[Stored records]
+--
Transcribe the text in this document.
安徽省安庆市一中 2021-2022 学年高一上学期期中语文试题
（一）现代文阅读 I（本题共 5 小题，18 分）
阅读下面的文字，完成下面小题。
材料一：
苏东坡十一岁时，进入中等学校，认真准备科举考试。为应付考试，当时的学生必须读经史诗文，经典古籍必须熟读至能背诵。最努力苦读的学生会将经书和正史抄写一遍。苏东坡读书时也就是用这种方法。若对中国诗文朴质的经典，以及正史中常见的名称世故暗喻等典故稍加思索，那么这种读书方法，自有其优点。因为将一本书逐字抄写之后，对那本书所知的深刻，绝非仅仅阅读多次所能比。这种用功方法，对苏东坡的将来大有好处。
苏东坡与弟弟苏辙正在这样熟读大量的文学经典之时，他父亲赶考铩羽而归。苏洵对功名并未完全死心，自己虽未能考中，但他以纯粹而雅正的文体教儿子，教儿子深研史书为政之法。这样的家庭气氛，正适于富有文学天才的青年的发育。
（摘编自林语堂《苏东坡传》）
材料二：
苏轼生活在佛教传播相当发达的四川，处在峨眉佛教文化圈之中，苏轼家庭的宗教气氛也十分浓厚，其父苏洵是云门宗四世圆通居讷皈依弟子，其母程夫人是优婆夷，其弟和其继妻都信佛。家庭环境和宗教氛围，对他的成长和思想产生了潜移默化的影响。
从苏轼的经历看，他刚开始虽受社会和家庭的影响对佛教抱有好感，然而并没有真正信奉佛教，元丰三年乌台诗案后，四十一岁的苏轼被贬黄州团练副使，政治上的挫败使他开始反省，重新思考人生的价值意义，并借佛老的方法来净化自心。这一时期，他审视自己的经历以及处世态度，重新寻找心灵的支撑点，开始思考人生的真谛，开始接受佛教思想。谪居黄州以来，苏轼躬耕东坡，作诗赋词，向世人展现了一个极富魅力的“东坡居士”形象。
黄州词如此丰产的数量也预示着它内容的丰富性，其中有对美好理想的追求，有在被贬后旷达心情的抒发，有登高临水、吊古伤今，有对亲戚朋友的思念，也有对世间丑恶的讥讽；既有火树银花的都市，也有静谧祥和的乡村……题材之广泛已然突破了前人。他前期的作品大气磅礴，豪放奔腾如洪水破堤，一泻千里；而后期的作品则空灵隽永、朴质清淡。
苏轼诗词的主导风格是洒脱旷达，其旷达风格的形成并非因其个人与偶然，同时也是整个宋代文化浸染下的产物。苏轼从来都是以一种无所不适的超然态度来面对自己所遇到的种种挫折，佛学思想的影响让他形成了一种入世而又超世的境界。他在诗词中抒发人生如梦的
+--
● WHAT TO DO
Extract each record, keeping it identical to the original.

● EXERCISE RESPONSE
Transcribe the text in this document.
安徽省安庆市一中 2021-2022 学年高一上学期期中语文试题
（一）现代文阅读 I（本题共 5 小题，18 分）
阅读下面的文字，完成下面小题。
材料一：
苏东坡十一岁时，进入中等学校，认真准备科举考试。为应付考试，当时的学生必须读经史诗文，经典古籍必须熟读至能背诵。最努力苦读的学生会将经书和正史抄写一遍。苏东坡读书时也就是用这种方法。若对中国诗文朴质的经典，以及正史中常见的名称世故暗喻等典故稍加思索，那么这种读书方法，自有其优点。因为将一本书逐字抄写之后，对那本书所知的深刻，绝非仅仅阅读多次所能比。这种用功方法，对苏东坡的将来大有好处。
苏东坡与弟弟苏辙正在这样熟读大量的文学经典之时，他父亲赶考铩羽而归。苏洵对功名并未完全死心，自己虽未能考中，但他以纯粹而雅正的文体教儿子，教儿子深研史书为政之法。这样的家庭气氛，正适于富有文学天才的青年的发育。
（摘编自林语堂《苏东坡传》）
材料二：
苏轼生活在佛教传播相当发达的四川，处在峨眉佛教文化圈之中，苏轼家庭的宗教气氛也十分浓厚，其父苏洵是云门宗四世圆通居讷皈依弟子，其母程夫人是优婆夷，其弟和其继妻都信佛。家庭环境和宗教氛围，对他的成长和思想产生了潜移默化的影响。
从苏轼的经历看，他刚开始虽受社会和家庭的影响对佛教抱有好感，然而并没有真正信奉佛教，元丰三年乌台诗案后，四十一岁的苏轼被贬黄州团练副使，政治上的挫败使他开始反省，重新思考人生的价值意义，并借佛老的方法来净化自心。这一时期，他审视自己的经历以及处世态度，重新寻找心灵的支撑点，开始思考人生的真谛，开始接受佛教思想。谪居黄州以来，苏轼躬耕东坡，作诗赋词，向世人展现了一个极富魅力的“东坡居士”形象。
黄州词如此丰产的数量也预示着它内容的丰富性，其中有对美好理想的追求，有在被贬后旷达心情的抒发，有登高临水、吊古伤今，有对亲戚朋友的思念，也有对世间丑恶的讥讽；既有火树银花的都市，也有静谧祥和的乡村……题材之广泛已然突破了前人。他前期的作品大气磅礴，豪放奔腾如洪水破堤，一泻千里；而后期的作品则空灵隽永、朴质清淡。
苏轼诗词的主导风格是洒脱旷达，其旷达风格的形成并非因其个人与偶然，同时也是整个宋代文化浸染下的产物。苏轼从来都是以一种无所不适的超然态度来面对自己所遇到的种种挫折，佛学思想的影响让他形成了一种入世而又超世的境界。他在诗词中抒发人生如梦的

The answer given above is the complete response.